DIRECTIONS FOR THIS TASK
Copy every line of the data in which the word "document" occurs.

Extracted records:
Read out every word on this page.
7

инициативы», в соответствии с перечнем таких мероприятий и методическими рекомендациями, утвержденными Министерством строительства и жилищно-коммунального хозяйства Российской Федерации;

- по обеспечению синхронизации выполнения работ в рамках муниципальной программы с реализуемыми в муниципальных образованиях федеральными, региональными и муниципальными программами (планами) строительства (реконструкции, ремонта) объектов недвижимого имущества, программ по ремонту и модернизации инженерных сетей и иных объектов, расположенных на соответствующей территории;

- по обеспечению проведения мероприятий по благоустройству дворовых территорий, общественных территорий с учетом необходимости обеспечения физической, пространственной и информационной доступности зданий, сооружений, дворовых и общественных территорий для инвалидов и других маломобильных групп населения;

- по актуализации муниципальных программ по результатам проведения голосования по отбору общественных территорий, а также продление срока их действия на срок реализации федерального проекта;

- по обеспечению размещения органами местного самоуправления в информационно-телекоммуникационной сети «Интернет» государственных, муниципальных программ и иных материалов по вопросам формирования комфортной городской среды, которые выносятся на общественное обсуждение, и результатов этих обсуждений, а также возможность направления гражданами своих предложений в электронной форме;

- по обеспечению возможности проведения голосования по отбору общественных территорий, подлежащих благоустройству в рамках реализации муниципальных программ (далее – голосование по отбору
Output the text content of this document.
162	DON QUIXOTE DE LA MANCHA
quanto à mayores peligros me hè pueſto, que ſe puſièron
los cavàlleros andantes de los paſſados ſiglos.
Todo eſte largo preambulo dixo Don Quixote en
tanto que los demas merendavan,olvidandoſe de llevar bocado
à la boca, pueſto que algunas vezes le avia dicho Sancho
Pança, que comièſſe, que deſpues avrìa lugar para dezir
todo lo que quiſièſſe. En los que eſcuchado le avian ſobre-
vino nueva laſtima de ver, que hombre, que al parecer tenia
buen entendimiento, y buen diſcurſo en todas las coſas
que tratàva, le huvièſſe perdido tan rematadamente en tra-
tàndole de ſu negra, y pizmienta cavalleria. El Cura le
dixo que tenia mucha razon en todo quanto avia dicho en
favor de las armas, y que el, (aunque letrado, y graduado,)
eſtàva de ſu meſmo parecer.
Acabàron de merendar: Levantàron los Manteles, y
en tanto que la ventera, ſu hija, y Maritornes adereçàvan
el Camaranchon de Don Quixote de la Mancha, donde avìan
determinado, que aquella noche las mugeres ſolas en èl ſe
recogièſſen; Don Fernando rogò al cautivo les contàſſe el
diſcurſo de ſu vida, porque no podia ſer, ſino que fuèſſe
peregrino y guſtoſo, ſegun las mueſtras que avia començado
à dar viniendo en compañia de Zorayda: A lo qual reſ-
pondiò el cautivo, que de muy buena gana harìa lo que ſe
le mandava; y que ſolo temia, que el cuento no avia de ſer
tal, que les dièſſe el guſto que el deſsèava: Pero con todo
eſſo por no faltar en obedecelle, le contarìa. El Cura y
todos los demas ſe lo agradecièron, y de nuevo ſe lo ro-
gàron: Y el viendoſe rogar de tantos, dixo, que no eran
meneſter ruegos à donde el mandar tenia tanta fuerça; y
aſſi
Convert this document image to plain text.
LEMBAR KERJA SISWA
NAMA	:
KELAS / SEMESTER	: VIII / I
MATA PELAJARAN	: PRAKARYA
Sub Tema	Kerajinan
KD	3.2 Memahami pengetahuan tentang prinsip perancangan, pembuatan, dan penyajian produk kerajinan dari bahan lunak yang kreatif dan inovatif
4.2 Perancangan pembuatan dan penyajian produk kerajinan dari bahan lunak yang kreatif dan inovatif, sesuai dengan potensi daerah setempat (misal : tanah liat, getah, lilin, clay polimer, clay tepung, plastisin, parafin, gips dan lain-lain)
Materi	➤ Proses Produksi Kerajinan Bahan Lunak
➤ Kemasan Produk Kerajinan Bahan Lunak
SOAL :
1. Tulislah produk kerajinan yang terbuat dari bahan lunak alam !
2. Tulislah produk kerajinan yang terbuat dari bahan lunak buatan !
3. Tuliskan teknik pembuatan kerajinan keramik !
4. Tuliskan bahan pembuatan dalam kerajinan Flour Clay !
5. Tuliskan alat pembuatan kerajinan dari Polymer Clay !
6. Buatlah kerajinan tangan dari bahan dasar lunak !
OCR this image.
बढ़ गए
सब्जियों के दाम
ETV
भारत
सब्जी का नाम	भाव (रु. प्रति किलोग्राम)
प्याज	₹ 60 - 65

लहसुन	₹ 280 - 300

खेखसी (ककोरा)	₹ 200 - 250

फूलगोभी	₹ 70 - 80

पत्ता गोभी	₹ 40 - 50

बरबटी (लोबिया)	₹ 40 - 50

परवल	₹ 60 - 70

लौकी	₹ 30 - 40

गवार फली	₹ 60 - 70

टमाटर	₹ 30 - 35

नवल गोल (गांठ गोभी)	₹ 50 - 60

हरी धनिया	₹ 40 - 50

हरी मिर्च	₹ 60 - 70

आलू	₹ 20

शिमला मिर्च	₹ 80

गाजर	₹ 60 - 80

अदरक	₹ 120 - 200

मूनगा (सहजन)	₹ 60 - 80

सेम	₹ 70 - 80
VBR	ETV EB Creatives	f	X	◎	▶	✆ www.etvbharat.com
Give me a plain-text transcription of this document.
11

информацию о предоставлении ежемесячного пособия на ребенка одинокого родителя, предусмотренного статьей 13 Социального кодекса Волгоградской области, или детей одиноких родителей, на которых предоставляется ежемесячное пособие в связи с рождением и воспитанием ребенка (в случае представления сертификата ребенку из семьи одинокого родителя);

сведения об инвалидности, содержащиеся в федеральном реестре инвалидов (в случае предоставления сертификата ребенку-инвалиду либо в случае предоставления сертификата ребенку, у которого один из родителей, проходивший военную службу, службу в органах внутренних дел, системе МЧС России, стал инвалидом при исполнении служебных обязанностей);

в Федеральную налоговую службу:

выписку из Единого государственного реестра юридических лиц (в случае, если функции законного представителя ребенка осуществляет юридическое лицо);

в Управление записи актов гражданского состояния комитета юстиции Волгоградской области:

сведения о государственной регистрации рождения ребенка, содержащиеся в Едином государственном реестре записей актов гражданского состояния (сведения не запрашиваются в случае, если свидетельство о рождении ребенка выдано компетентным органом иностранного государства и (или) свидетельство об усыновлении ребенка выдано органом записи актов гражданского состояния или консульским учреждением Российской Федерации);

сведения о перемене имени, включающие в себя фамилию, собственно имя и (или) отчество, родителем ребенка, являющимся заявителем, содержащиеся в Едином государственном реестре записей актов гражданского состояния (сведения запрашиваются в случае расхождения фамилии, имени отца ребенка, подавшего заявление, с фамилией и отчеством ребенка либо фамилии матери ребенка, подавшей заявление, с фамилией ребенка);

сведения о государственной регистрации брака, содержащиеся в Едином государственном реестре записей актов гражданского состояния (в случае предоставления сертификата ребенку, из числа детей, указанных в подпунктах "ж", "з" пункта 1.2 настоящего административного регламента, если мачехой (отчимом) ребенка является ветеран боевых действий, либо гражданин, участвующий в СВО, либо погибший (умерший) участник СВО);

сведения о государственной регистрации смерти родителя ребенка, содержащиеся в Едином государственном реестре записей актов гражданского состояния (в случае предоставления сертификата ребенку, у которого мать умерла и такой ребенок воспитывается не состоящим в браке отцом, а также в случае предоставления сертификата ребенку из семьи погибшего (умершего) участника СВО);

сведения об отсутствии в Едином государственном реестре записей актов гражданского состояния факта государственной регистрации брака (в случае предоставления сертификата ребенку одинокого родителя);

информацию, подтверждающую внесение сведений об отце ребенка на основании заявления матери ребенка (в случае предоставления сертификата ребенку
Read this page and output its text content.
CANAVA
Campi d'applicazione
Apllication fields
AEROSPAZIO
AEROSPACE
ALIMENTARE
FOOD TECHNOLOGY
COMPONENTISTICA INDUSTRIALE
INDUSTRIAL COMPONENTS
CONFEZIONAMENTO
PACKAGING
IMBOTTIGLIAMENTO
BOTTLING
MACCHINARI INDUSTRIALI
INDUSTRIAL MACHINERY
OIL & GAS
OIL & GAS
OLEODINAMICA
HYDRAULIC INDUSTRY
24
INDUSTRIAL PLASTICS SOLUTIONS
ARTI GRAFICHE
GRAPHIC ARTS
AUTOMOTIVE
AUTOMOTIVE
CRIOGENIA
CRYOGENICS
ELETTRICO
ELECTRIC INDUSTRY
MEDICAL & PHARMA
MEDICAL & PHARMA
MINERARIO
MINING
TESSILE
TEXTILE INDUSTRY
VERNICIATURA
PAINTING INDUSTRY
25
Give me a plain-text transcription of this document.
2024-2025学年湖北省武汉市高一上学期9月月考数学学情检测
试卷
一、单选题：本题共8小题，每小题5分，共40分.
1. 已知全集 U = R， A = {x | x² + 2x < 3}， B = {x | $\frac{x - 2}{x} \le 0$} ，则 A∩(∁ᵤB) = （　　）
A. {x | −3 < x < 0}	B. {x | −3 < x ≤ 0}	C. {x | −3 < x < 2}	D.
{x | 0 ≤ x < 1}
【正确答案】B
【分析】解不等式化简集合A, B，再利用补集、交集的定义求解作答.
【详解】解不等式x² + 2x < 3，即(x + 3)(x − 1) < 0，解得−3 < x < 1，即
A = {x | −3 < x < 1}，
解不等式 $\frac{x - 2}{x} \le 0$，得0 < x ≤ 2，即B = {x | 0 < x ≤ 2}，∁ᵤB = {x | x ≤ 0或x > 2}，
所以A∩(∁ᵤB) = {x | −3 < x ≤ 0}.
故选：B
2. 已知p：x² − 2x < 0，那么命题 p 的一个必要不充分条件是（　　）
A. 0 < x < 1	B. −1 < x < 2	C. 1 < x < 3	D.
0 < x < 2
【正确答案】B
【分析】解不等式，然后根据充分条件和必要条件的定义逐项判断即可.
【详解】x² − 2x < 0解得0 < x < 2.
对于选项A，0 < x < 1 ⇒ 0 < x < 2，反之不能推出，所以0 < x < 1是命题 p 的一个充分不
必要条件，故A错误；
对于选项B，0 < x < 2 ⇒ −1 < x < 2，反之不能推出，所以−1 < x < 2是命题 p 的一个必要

RESULT BELOW
Output the text content of this document.
Convert this document image to plain text.
Give me a plain-text transcription of this document.
Give me a plain-text transcription of this document.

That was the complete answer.